**Set task**. Answer with one number: how many lines have "title".
━━ Records to use
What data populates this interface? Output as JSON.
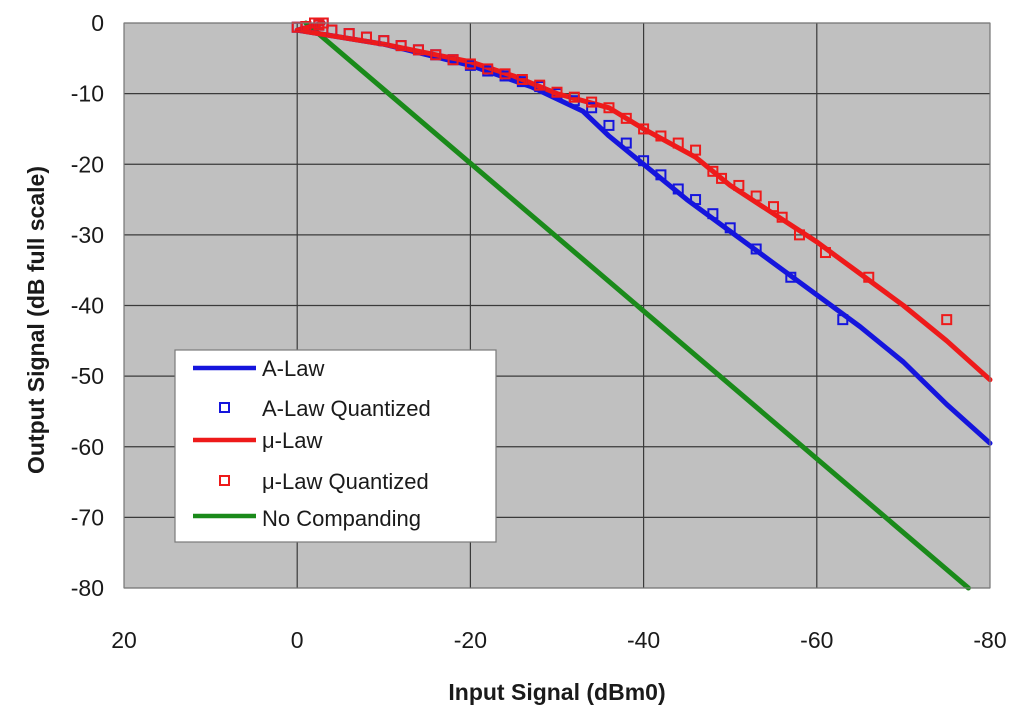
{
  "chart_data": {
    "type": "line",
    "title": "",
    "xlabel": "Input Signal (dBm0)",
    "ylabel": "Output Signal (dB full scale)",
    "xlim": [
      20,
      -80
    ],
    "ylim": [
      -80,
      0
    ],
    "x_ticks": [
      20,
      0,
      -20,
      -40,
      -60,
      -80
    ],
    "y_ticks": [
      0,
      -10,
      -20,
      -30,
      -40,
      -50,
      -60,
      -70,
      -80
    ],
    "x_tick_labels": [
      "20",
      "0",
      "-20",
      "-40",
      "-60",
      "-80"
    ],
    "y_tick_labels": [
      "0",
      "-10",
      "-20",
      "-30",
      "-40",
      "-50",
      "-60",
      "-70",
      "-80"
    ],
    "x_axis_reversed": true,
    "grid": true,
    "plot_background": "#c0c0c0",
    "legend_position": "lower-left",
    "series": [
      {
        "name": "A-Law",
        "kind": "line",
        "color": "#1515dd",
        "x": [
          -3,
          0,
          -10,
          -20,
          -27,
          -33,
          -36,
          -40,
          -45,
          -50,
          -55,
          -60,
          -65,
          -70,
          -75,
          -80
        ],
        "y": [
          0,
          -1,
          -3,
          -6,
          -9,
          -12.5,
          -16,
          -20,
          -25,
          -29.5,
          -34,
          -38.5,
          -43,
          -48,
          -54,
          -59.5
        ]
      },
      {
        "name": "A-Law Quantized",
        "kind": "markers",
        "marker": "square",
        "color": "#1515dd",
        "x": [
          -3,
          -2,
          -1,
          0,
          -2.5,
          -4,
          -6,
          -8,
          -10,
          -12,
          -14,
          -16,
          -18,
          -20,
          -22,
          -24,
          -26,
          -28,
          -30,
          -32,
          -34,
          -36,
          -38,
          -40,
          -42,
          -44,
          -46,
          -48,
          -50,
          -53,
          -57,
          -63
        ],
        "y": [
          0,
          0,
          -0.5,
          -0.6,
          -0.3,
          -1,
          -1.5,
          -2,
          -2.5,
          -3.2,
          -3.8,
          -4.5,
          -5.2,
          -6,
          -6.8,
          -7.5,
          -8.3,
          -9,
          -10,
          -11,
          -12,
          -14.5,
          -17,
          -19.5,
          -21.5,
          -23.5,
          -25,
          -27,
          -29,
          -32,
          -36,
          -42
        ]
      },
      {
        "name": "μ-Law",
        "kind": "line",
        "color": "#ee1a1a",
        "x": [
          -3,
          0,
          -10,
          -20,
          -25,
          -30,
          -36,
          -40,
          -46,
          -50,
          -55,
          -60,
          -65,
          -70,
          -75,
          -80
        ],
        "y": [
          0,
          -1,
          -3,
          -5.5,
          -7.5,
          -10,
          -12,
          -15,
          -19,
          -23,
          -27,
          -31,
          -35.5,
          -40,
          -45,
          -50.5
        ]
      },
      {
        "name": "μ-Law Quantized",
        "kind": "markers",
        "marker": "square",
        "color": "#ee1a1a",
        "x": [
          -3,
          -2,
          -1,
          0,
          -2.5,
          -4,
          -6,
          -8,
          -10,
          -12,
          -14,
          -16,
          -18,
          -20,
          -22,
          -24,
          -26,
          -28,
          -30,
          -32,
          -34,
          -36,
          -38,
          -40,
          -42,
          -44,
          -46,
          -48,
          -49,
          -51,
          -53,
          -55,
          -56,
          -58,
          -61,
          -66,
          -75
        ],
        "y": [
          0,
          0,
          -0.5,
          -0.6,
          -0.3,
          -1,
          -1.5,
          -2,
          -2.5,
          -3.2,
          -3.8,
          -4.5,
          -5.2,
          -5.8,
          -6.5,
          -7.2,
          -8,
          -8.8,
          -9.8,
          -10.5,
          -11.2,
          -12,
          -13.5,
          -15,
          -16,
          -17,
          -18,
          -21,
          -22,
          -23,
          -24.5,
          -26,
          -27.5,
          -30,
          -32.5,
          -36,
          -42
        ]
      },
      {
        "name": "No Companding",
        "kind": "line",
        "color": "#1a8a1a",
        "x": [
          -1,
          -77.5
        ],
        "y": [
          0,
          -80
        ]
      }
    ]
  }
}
━━━━
━━ Records to use
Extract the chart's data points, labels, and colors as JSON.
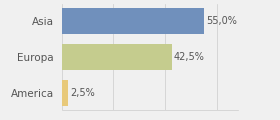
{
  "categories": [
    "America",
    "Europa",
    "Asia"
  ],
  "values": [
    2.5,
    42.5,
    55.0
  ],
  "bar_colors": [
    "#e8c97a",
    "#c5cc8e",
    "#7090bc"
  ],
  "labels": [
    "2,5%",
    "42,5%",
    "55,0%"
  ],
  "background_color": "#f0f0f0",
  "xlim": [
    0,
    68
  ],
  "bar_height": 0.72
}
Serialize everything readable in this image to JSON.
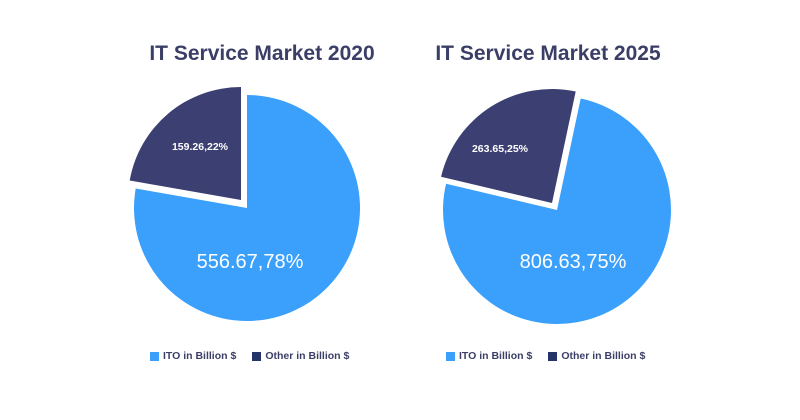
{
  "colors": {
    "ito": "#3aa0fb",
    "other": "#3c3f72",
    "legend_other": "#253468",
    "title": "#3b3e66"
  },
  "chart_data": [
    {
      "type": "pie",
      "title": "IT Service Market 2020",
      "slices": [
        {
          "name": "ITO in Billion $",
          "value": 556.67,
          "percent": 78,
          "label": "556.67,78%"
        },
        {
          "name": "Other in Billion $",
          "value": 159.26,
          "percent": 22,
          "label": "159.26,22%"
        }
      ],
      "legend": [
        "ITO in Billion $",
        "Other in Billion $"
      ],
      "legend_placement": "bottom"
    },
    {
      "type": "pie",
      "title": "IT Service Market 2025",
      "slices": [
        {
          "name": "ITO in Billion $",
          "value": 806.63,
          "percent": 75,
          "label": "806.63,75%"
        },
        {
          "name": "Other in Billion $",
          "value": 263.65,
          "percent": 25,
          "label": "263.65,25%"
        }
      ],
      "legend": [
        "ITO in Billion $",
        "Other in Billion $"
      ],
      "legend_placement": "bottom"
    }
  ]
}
━━━━
**Output**. 4